Task instructions: Using the entries that follow, state how many lines contain the word "screenshot". The response is that number and nothing more.

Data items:
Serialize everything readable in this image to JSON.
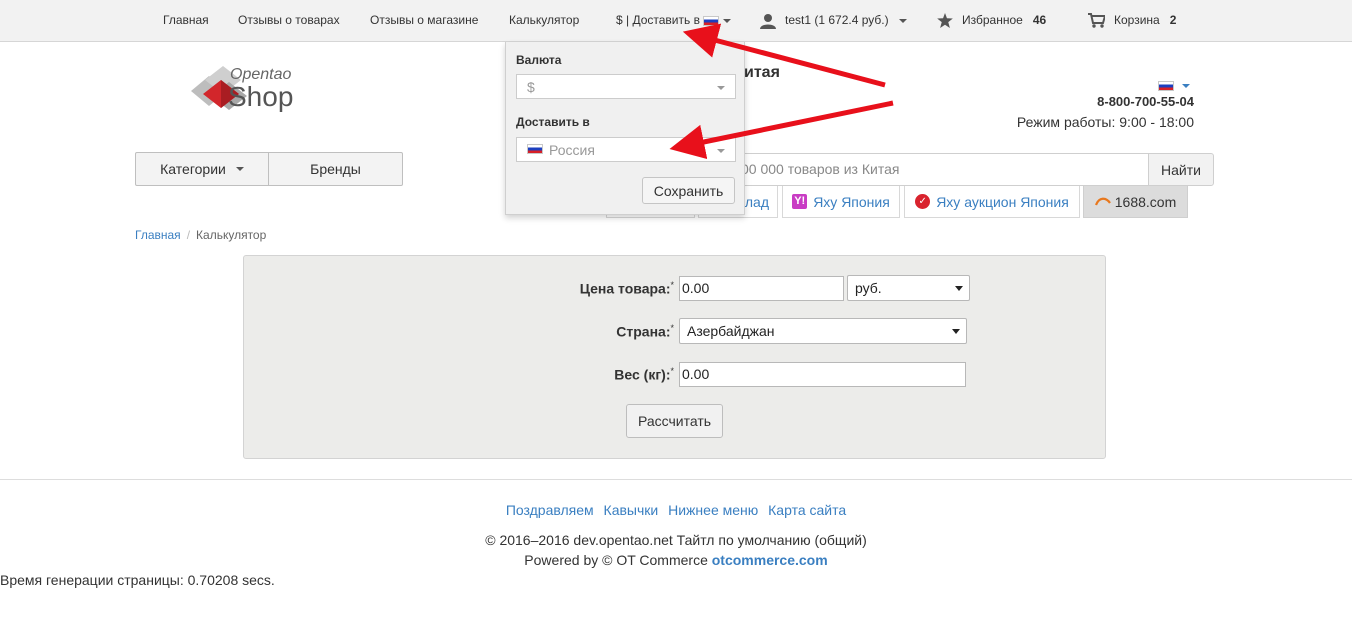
{
  "nav": {
    "home": "Главная",
    "product_reviews": "Отзывы о товарах",
    "store_reviews": "Отзывы о магазине",
    "calculator": "Калькулятор",
    "currency_delivery": "$ | Доставить в",
    "user": "test1 (1 672.4 руб.)",
    "favorites_label": "Избранное",
    "favorites_count": "46",
    "cart_label": "Корзина",
    "cart_count": "2"
  },
  "logo": {
    "line1": "Opentao",
    "line2": "Shop"
  },
  "header": {
    "title_fragment": "итая",
    "phone": "8-800-700-55-04",
    "hours": "Режим работы: 9:00 - 18:00"
  },
  "catalog": {
    "categories": "Категории",
    "brands": "Бренды"
  },
  "search": {
    "placeholder": "00 000 товаров из Китая",
    "button": "Найти"
  },
  "source_tabs": [
    {
      "label": "алад"
    },
    {
      "label": "Яху Япония",
      "icon": "Y!"
    },
    {
      "label": "Яху аукцион Япония"
    },
    {
      "label": "1688.com"
    }
  ],
  "breadcrumb": {
    "home": "Главная",
    "current": "Калькулятор"
  },
  "calc": {
    "price_label": "Цена товара:",
    "price_value": "0.00",
    "currency_value": "руб.",
    "country_label": "Страна:",
    "country_value": "Азербайджан",
    "weight_label": "Вес (кг):",
    "weight_value": "0.00",
    "required_mark": "*",
    "submit": "Рассчитать"
  },
  "dropdown": {
    "currency_label": "Валюта",
    "currency_value": "$",
    "delivery_label": "Доставить в",
    "delivery_value": "Россия",
    "save": "Сохранить"
  },
  "footer": {
    "links": [
      "Поздравляем",
      "Кавычки",
      "Нижнее меню",
      "Карта сайта"
    ],
    "copyright": "© 2016–2016 dev.opentao.net Тайтл по умолчанию (общий)",
    "powered_prefix": "Powered by © OT Commerce",
    "powered_link": "otcommerce.com",
    "generation": "Время генерации страницы: 0.70208 secs."
  },
  "colors": {
    "link": "#3a7fc1",
    "arrow": "#e8101b",
    "logo_red": "#d2262b"
  }
}
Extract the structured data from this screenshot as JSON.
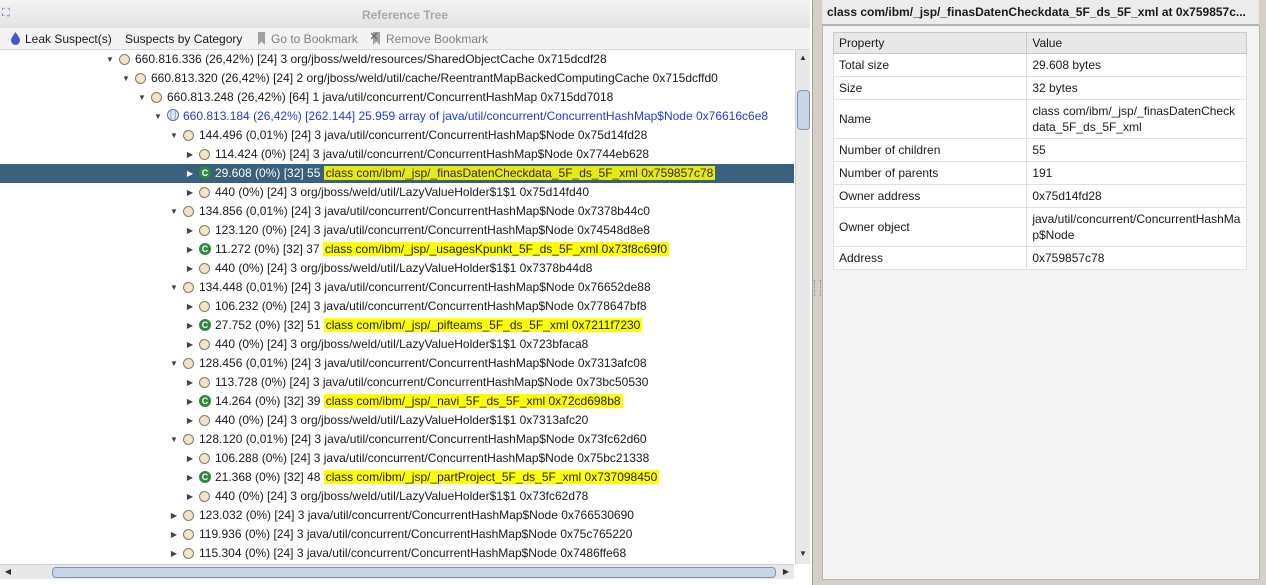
{
  "left_panel": {
    "title": "Reference Tree",
    "toolbar": {
      "leak_suspects": "Leak Suspect(s)",
      "suspects_by_category": "Suspects by Category",
      "go_to_bookmark": "Go to Bookmark",
      "remove_bookmark": "Remove Bookmark"
    },
    "rows": [
      {
        "level": 0,
        "kind": "node",
        "twist": "open",
        "text": "660.816.336 (26,42%) [24] 3 org/jboss/weld/resources/SharedObjectCache 0x715dcdf28"
      },
      {
        "level": 1,
        "kind": "node",
        "twist": "open",
        "text": "660.813.320 (26,42%) [24] 2 org/jboss/weld/util/cache/ReentrantMapBackedComputingCache 0x715dcffd0"
      },
      {
        "level": 2,
        "kind": "node",
        "twist": "open",
        "text": "660.813.248 (26,42%) [64] 1 java/util/concurrent/ConcurrentHashMap 0x715dd7018"
      },
      {
        "level": 3,
        "kind": "array",
        "twist": "open",
        "blue": true,
        "text": "660.813.184 (26,42%) [262.144] 25.959 array of java/util/concurrent/ConcurrentHashMap$Node 0x76616c6e8"
      },
      {
        "level": 4,
        "kind": "node",
        "twist": "open",
        "text": "144.496 (0,01%) [24] 3 java/util/concurrent/ConcurrentHashMap$Node 0x75d14fd28"
      },
      {
        "level": 5,
        "kind": "node",
        "twist": "closed",
        "text": "114.424 (0%) [24] 3 java/util/concurrent/ConcurrentHashMap$Node 0x7744eb628"
      },
      {
        "level": 5,
        "kind": "class",
        "twist": "closed",
        "selected": true,
        "text": "29.608 (0%) [32] 55 ",
        "hl": "class com/ibm/_jsp/_finasDatenCheckdata_5F_ds_5F_xml 0x759857c78"
      },
      {
        "level": 5,
        "kind": "node",
        "twist": "closed",
        "text": "440 (0%) [24] 3 org/jboss/weld/util/LazyValueHolder$1$1 0x75d14fd40"
      },
      {
        "level": 4,
        "kind": "node",
        "twist": "open",
        "text": "134.856 (0,01%) [24] 3 java/util/concurrent/ConcurrentHashMap$Node 0x7378b44c0"
      },
      {
        "level": 5,
        "kind": "node",
        "twist": "closed",
        "text": "123.120 (0%) [24] 3 java/util/concurrent/ConcurrentHashMap$Node 0x74548d8e8"
      },
      {
        "level": 5,
        "kind": "class",
        "twist": "closed",
        "text": "11.272 (0%) [32] 37 ",
        "hl": "class com/ibm/_jsp/_usagesKpunkt_5F_ds_5F_xml 0x73f8c69f0"
      },
      {
        "level": 5,
        "kind": "node",
        "twist": "closed",
        "text": "440 (0%) [24] 3 org/jboss/weld/util/LazyValueHolder$1$1 0x7378b44d8"
      },
      {
        "level": 4,
        "kind": "node",
        "twist": "open",
        "text": "134.448 (0,01%) [24] 3 java/util/concurrent/ConcurrentHashMap$Node 0x76652de88"
      },
      {
        "level": 5,
        "kind": "node",
        "twist": "closed",
        "text": "106.232 (0%) [24] 3 java/util/concurrent/ConcurrentHashMap$Node 0x778647bf8"
      },
      {
        "level": 5,
        "kind": "class",
        "twist": "closed",
        "text": "27.752 (0%) [32] 51 ",
        "hl": "class com/ibm/_jsp/_pifteams_5F_ds_5F_xml 0x7211f7230"
      },
      {
        "level": 5,
        "kind": "node",
        "twist": "closed",
        "text": "440 (0%) [24] 3 org/jboss/weld/util/LazyValueHolder$1$1 0x723bfaca8"
      },
      {
        "level": 4,
        "kind": "node",
        "twist": "open",
        "text": "128.456 (0,01%) [24] 3 java/util/concurrent/ConcurrentHashMap$Node 0x7313afc08"
      },
      {
        "level": 5,
        "kind": "node",
        "twist": "closed",
        "text": "113.728 (0%) [24] 3 java/util/concurrent/ConcurrentHashMap$Node 0x73bc50530"
      },
      {
        "level": 5,
        "kind": "class",
        "twist": "closed",
        "text": "14.264 (0%) [32] 39 ",
        "hl": "class com/ibm/_jsp/_navi_5F_ds_5F_xml 0x72cd698b8"
      },
      {
        "level": 5,
        "kind": "node",
        "twist": "closed",
        "text": "440 (0%) [24] 3 org/jboss/weld/util/LazyValueHolder$1$1 0x7313afc20"
      },
      {
        "level": 4,
        "kind": "node",
        "twist": "open",
        "text": "128.120 (0,01%) [24] 3 java/util/concurrent/ConcurrentHashMap$Node 0x73fc62d60"
      },
      {
        "level": 5,
        "kind": "node",
        "twist": "closed",
        "text": "106.288 (0%) [24] 3 java/util/concurrent/ConcurrentHashMap$Node 0x75bc21338"
      },
      {
        "level": 5,
        "kind": "class",
        "twist": "closed",
        "text": "21.368 (0%) [32] 48 ",
        "hl": "class com/ibm/_jsp/_partProject_5F_ds_5F_xml 0x737098450"
      },
      {
        "level": 5,
        "kind": "node",
        "twist": "closed",
        "text": "440 (0%) [24] 3 org/jboss/weld/util/LazyValueHolder$1$1 0x73fc62d78"
      },
      {
        "level": 4,
        "kind": "node",
        "twist": "closed",
        "text": "123.032 (0%) [24] 3 java/util/concurrent/ConcurrentHashMap$Node 0x766530690"
      },
      {
        "level": 4,
        "kind": "node",
        "twist": "closed",
        "text": "119.936 (0%) [24] 3 java/util/concurrent/ConcurrentHashMap$Node 0x75c765220"
      },
      {
        "level": 4,
        "kind": "node",
        "twist": "closed",
        "text": "115.304 (0%) [24] 3 java/util/concurrent/ConcurrentHashMap$Node 0x7486ffe68"
      }
    ]
  },
  "right_panel": {
    "title": "class com/ibm/_jsp/_finasDatenCheckdata_5F_ds_5F_xml at 0x759857c...",
    "headers": {
      "property": "Property",
      "value": "Value"
    },
    "properties": [
      {
        "name": "Total size",
        "value": "29.608 bytes"
      },
      {
        "name": "Size",
        "value": "32 bytes"
      },
      {
        "name": "Name",
        "value": "class com/ibm/_jsp/_finasDatenCheckdata_5F_ds_5F_xml"
      },
      {
        "name": "Number of children",
        "value": "55"
      },
      {
        "name": "Number of parents",
        "value": "191"
      },
      {
        "name": "Owner address",
        "value": "0x75d14fd28"
      },
      {
        "name": "Owner object",
        "value": "java/util/concurrent/ConcurrentHashMap$Node"
      },
      {
        "name": "Address",
        "value": "0x759857c78"
      }
    ]
  },
  "icons": {
    "tree": "tree-icon",
    "leak": "leak-suspect-icon",
    "bookmark": "bookmark-icon",
    "remove_bookmark": "remove-bookmark-icon"
  },
  "colors": {
    "selection": "#3a607d",
    "highlight": "#ffff00",
    "array_text": "#1e3fd6",
    "class_icon": "#2f8a3d"
  }
}
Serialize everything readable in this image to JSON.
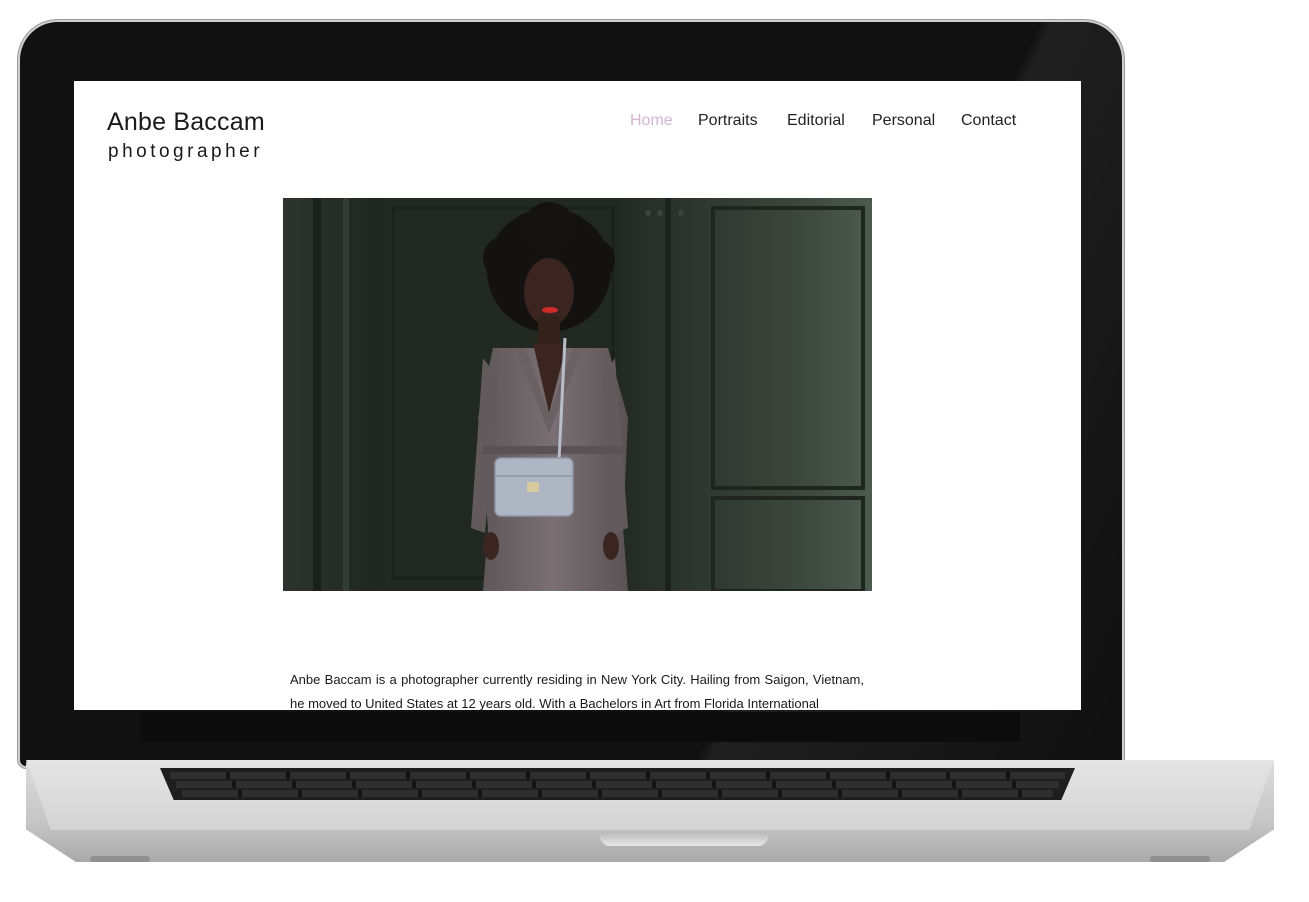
{
  "site": {
    "name": "Anbe Baccam",
    "tagline": "photographer"
  },
  "nav": {
    "items": [
      {
        "label": "Home",
        "active": true
      },
      {
        "label": "Portraits",
        "active": false
      },
      {
        "label": "Editorial",
        "active": false
      },
      {
        "label": "Personal",
        "active": false
      },
      {
        "label": "Contact",
        "active": false
      }
    ]
  },
  "colors": {
    "active_nav": "#d3b5d2",
    "text": "#1a1a1a",
    "door_green": "#2a312a",
    "coat_taupe": "#6f6669"
  },
  "bio": {
    "text": "Anbe Baccam is a photographer currently residing in New York City. Hailing from Saigon, Vietnam, he moved to United States at 12 years old. With a Bachelors in Art from Florida International"
  }
}
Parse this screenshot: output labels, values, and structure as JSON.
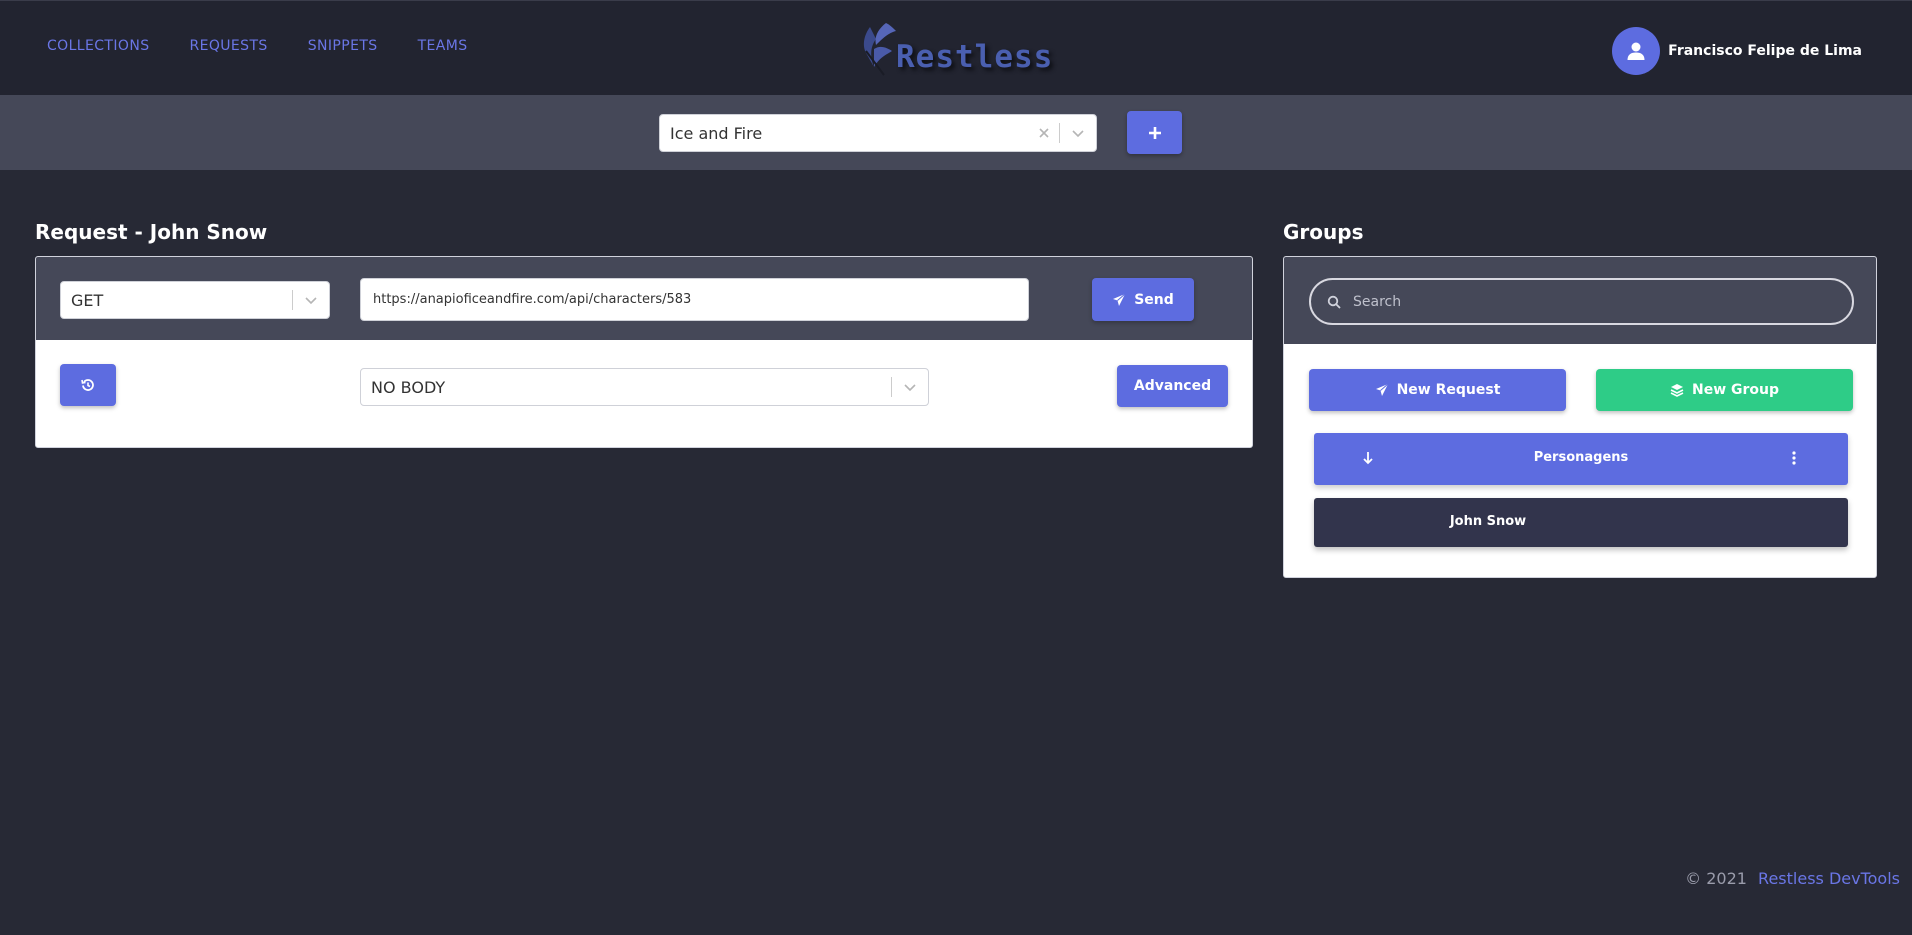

In response: 2